--- start of Material for this task ---

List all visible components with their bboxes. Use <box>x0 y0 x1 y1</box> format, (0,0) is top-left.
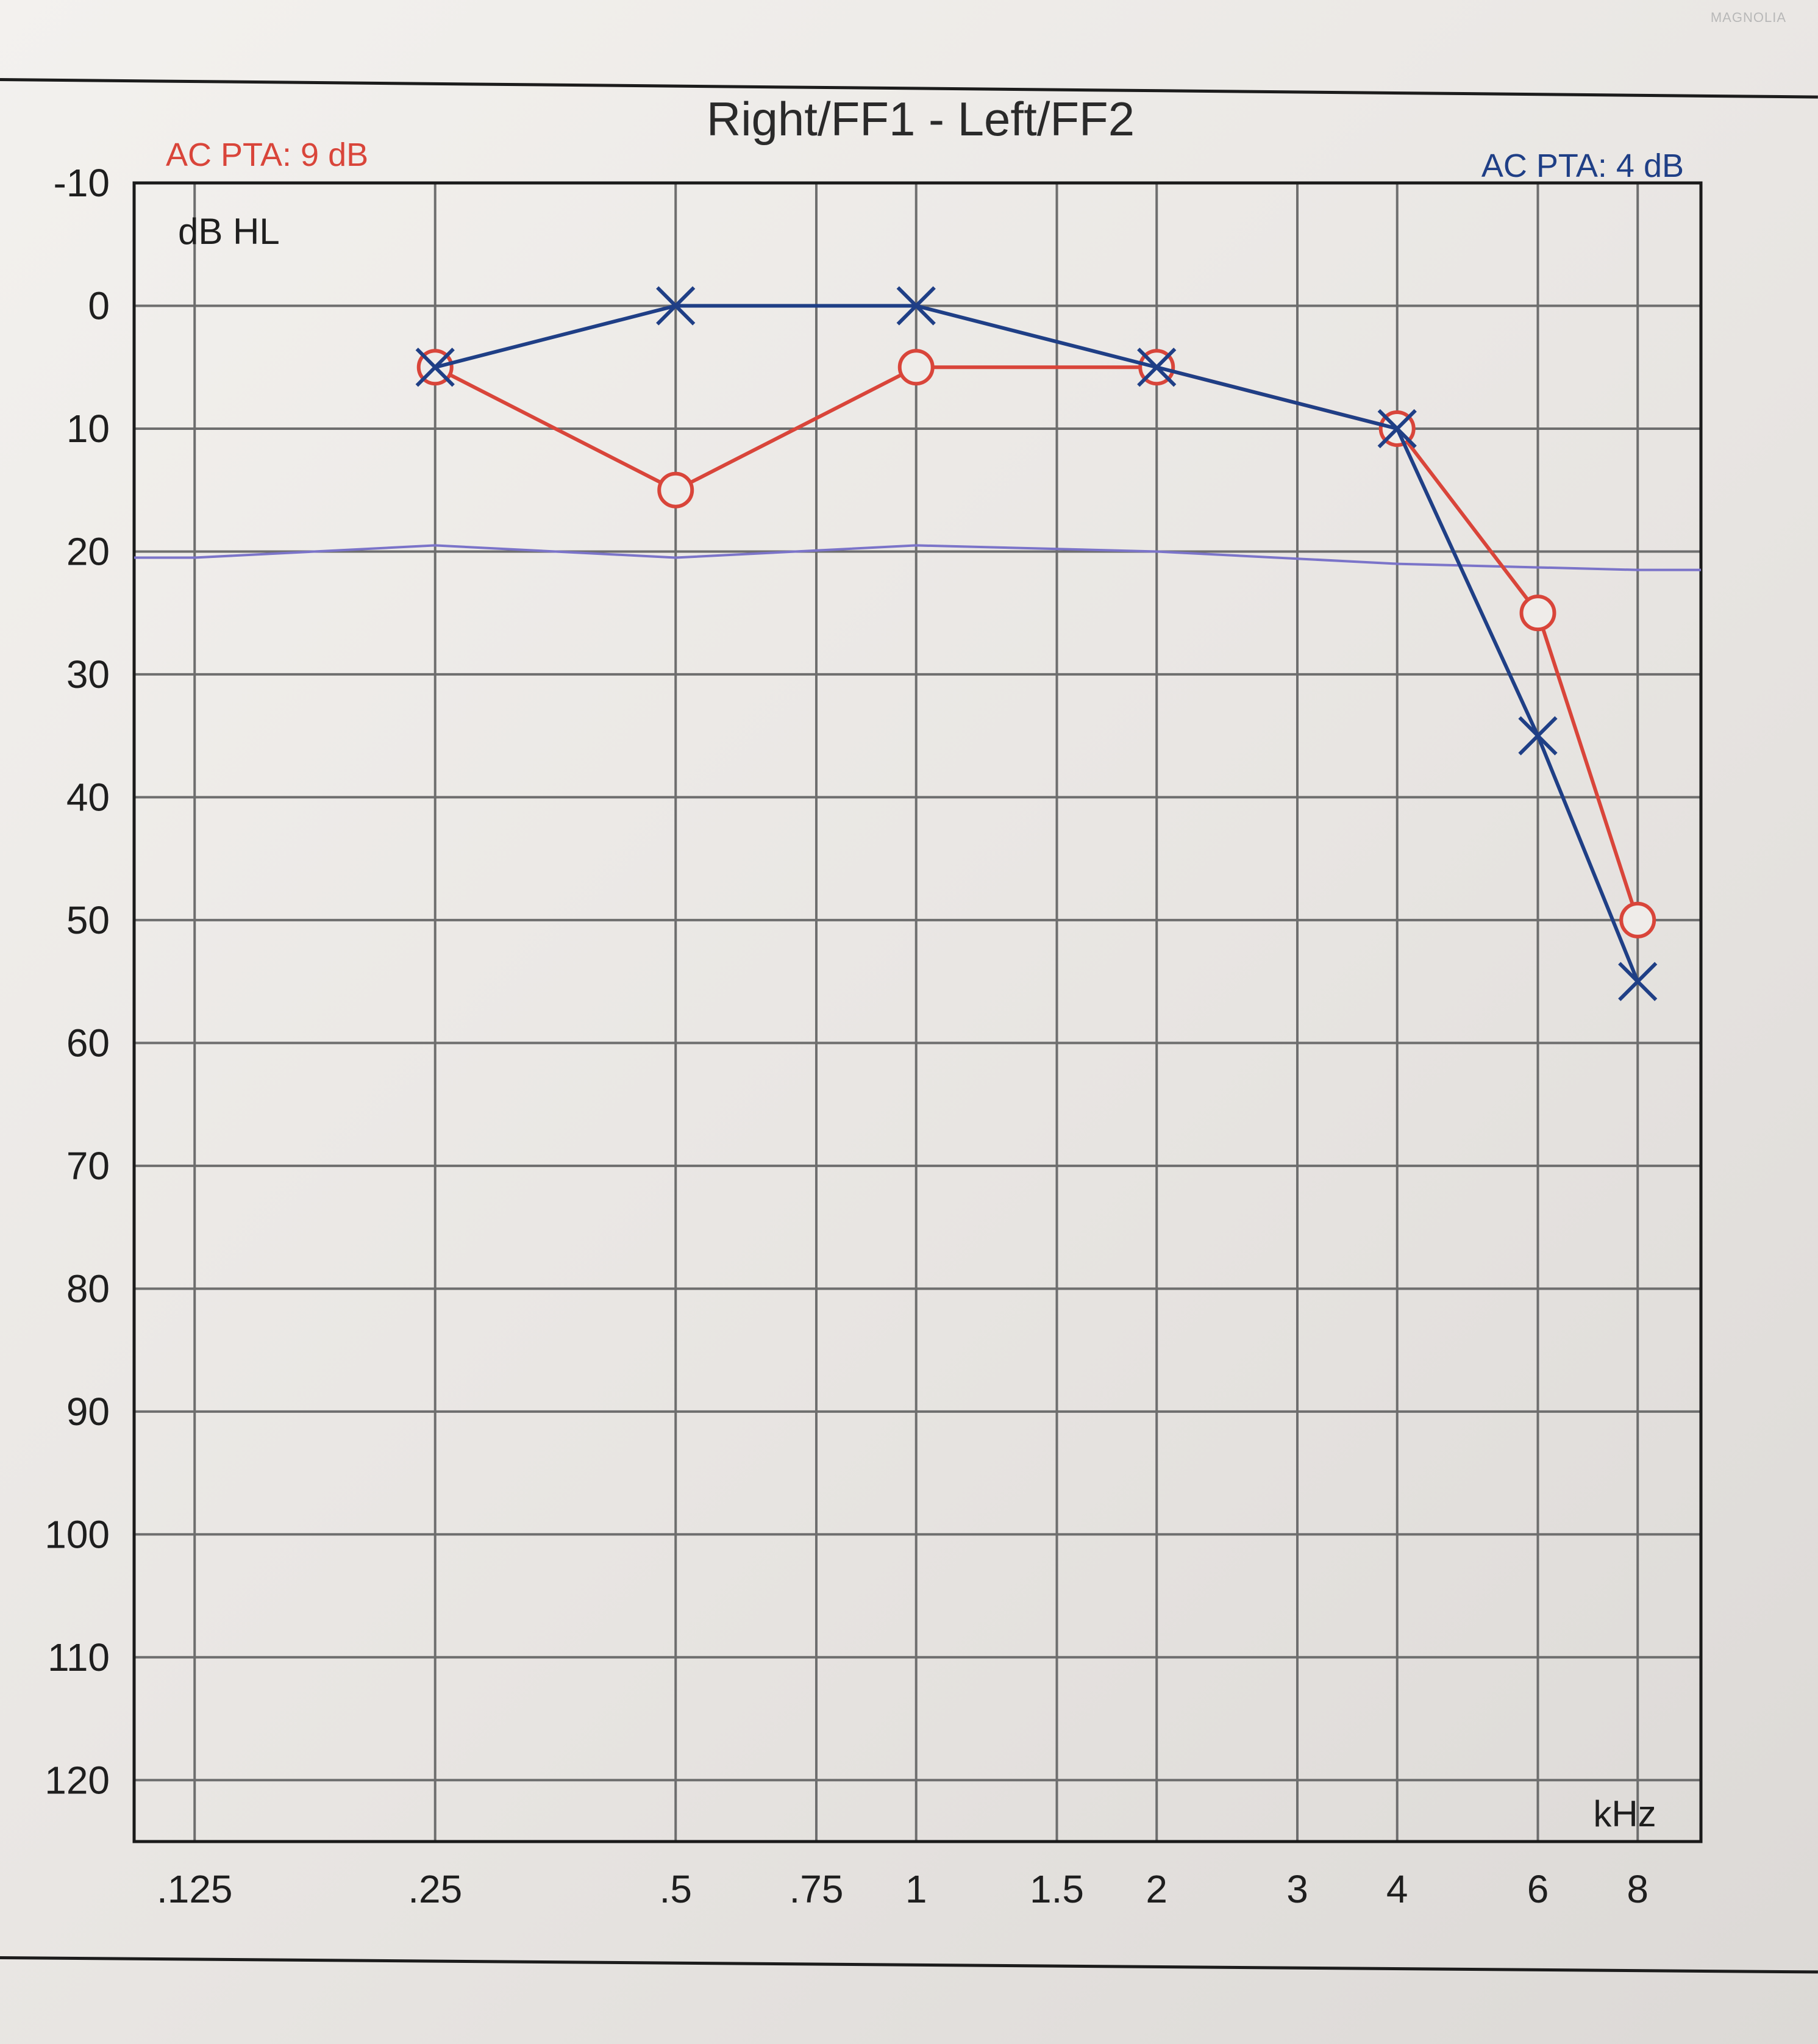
reference-line-group <box>134 544 1701 571</box>
chart-title: Right/FF1 - Left/FF2 <box>707 92 1135 146</box>
right-ear-pta: AC PTA: 9 dB <box>166 137 368 173</box>
right-ear-point <box>1619 901 1656 938</box>
y-tick-label: 110 <box>48 1635 110 1679</box>
y-tick-label: 60 <box>66 1021 110 1065</box>
y-tick-label: 30 <box>66 652 110 696</box>
right-ear-point <box>657 471 694 509</box>
left-ear-pta: AC PTA: 4 dB <box>1481 148 1684 184</box>
y-tick-label: 10 <box>66 407 110 451</box>
brand-watermark: MAGNOLIA <box>1710 10 1786 25</box>
cross-stroke <box>1377 409 1417 449</box>
y-tick-label: 50 <box>66 898 110 942</box>
plot-frame <box>132 181 1703 1843</box>
x-tick-label: 8 <box>1627 1867 1649 1911</box>
y-tick-label: 70 <box>66 1144 110 1188</box>
y-tick-label: 100 <box>45 1512 110 1556</box>
left-ear-point <box>896 286 936 326</box>
y-tick-label: 40 <box>66 775 110 819</box>
x-tick-label: 6 <box>1527 1867 1549 1911</box>
left-ear-point <box>415 348 455 387</box>
y-tick-label: 90 <box>66 1390 110 1434</box>
left-ear-point <box>656 286 696 326</box>
y-tick-label: 80 <box>66 1267 110 1310</box>
grid <box>134 182 1701 1842</box>
x-tick-label: 2 <box>1146 1867 1167 1911</box>
right-ear-point <box>897 349 935 386</box>
left-ear-point <box>1618 962 1658 1001</box>
x-tick-label: .5 <box>660 1867 692 1911</box>
x-tick-label: .25 <box>408 1867 462 1911</box>
x-tick-label: .75 <box>790 1867 844 1911</box>
y-tick-labels: -10 0 10 20 30 40 50 60 70 80 90 100 110 120 <box>45 161 110 1802</box>
y-axis-unit-label: dB HL <box>178 211 280 252</box>
y-tick-label: -10 <box>54 161 110 205</box>
right-ear-point <box>1519 595 1556 632</box>
y-tick-label: 0 <box>88 284 110 327</box>
left-ear-line <box>434 304 1640 982</box>
y-tick-label: 20 <box>66 529 110 573</box>
cross-stroke <box>1137 348 1177 387</box>
x-tick-labels: .125 .25 .5 .75 1 1.5 2 3 4 6 8 <box>157 1867 1649 1911</box>
cross-stroke <box>896 286 936 326</box>
series-group <box>415 286 1658 1001</box>
left-ear-point <box>1518 716 1558 756</box>
left-ear-point <box>1137 348 1177 387</box>
reference-line <box>134 544 1701 571</box>
x-axis-unit-label: kHz <box>1593 1793 1656 1834</box>
left-ear-point <box>1377 409 1417 449</box>
x-tick-label: 1 <box>905 1867 927 1911</box>
x-tick-label: .125 <box>157 1867 233 1911</box>
x-tick-label: 3 <box>1286 1867 1308 1911</box>
x-tick-label: 1.5 <box>1030 1867 1084 1911</box>
y-tick-label: 120 <box>45 1758 110 1802</box>
cross-stroke <box>656 286 696 326</box>
cross-stroke <box>1518 716 1558 756</box>
x-tick-label: 4 <box>1386 1867 1408 1911</box>
cross-stroke <box>1618 962 1658 1001</box>
cross-stroke <box>415 348 455 387</box>
right-ear-line <box>434 365 1640 921</box>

--- end of Material for this task ---

Requirements => Transcribe every line of the records above without any change, and omit the picture from your copy.

Answer to the exercise =>
List all visible components with their bboxes. Use <box>x0 y0 x1 y1</box> format, (0,0) is top-left.
reference-line-group <box>134 544 1701 571</box>
chart-title: Right/FF1 - Left/FF2 <box>707 92 1135 146</box>
right-ear-pta: AC PTA: 9 dB <box>166 137 368 173</box>
right-ear-point <box>1619 901 1656 938</box>
y-tick-label: 110 <box>48 1635 110 1679</box>
y-tick-label: 60 <box>66 1021 110 1065</box>
y-tick-label: 30 <box>66 652 110 696</box>
right-ear-point <box>657 471 694 509</box>
left-ear-pta: AC PTA: 4 dB <box>1481 148 1684 184</box>
y-tick-label: 10 <box>66 407 110 451</box>
brand-watermark: MAGNOLIA <box>1710 10 1786 25</box>
cross-stroke <box>1377 409 1417 449</box>
y-tick-label: 50 <box>66 898 110 942</box>
plot-frame <box>132 181 1703 1843</box>
x-tick-label: 8 <box>1627 1867 1649 1911</box>
y-tick-label: 70 <box>66 1144 110 1188</box>
y-tick-label: 100 <box>45 1512 110 1556</box>
left-ear-point <box>896 286 936 326</box>
y-tick-label: 40 <box>66 775 110 819</box>
x-tick-label: 6 <box>1527 1867 1549 1911</box>
left-ear-point <box>415 348 455 387</box>
y-tick-label: 90 <box>66 1390 110 1434</box>
left-ear-point <box>656 286 696 326</box>
y-tick-label: 80 <box>66 1267 110 1310</box>
grid <box>134 182 1701 1842</box>
x-tick-label: 2 <box>1146 1867 1167 1911</box>
right-ear-point <box>897 349 935 386</box>
left-ear-point <box>1618 962 1658 1001</box>
x-tick-label: .5 <box>660 1867 692 1911</box>
x-tick-label: .25 <box>408 1867 462 1911</box>
x-tick-label: .75 <box>790 1867 844 1911</box>
y-tick-labels: -10 0 10 20 30 40 50 60 70 80 90 100 110 120 <box>45 161 110 1802</box>
y-axis-unit-label: dB HL <box>178 211 280 252</box>
y-tick-label: -10 <box>54 161 110 205</box>
right-ear-point <box>1519 595 1556 632</box>
y-tick-label: 0 <box>88 284 110 327</box>
left-ear-line <box>434 304 1640 982</box>
y-tick-label: 20 <box>66 529 110 573</box>
cross-stroke <box>1137 348 1177 387</box>
x-tick-labels: .125 .25 .5 .75 1 1.5 2 3 4 6 8 <box>157 1867 1649 1911</box>
cross-stroke <box>896 286 936 326</box>
series-group <box>415 286 1658 1001</box>
left-ear-point <box>1518 716 1558 756</box>
left-ear-point <box>1137 348 1177 387</box>
reference-line <box>134 544 1701 571</box>
x-axis-unit-label: kHz <box>1593 1793 1656 1834</box>
left-ear-point <box>1377 409 1417 449</box>
x-tick-label: 1 <box>905 1867 927 1911</box>
x-tick-label: .125 <box>157 1867 233 1911</box>
x-tick-label: 3 <box>1286 1867 1308 1911</box>
x-tick-label: 1.5 <box>1030 1867 1084 1911</box>
y-tick-label: 120 <box>45 1758 110 1802</box>
cross-stroke <box>656 286 696 326</box>
cross-stroke <box>1518 716 1558 756</box>
x-tick-label: 4 <box>1386 1867 1408 1911</box>
cross-stroke <box>1618 962 1658 1001</box>
cross-stroke <box>415 348 455 387</box>
right-ear-line <box>434 365 1640 921</box>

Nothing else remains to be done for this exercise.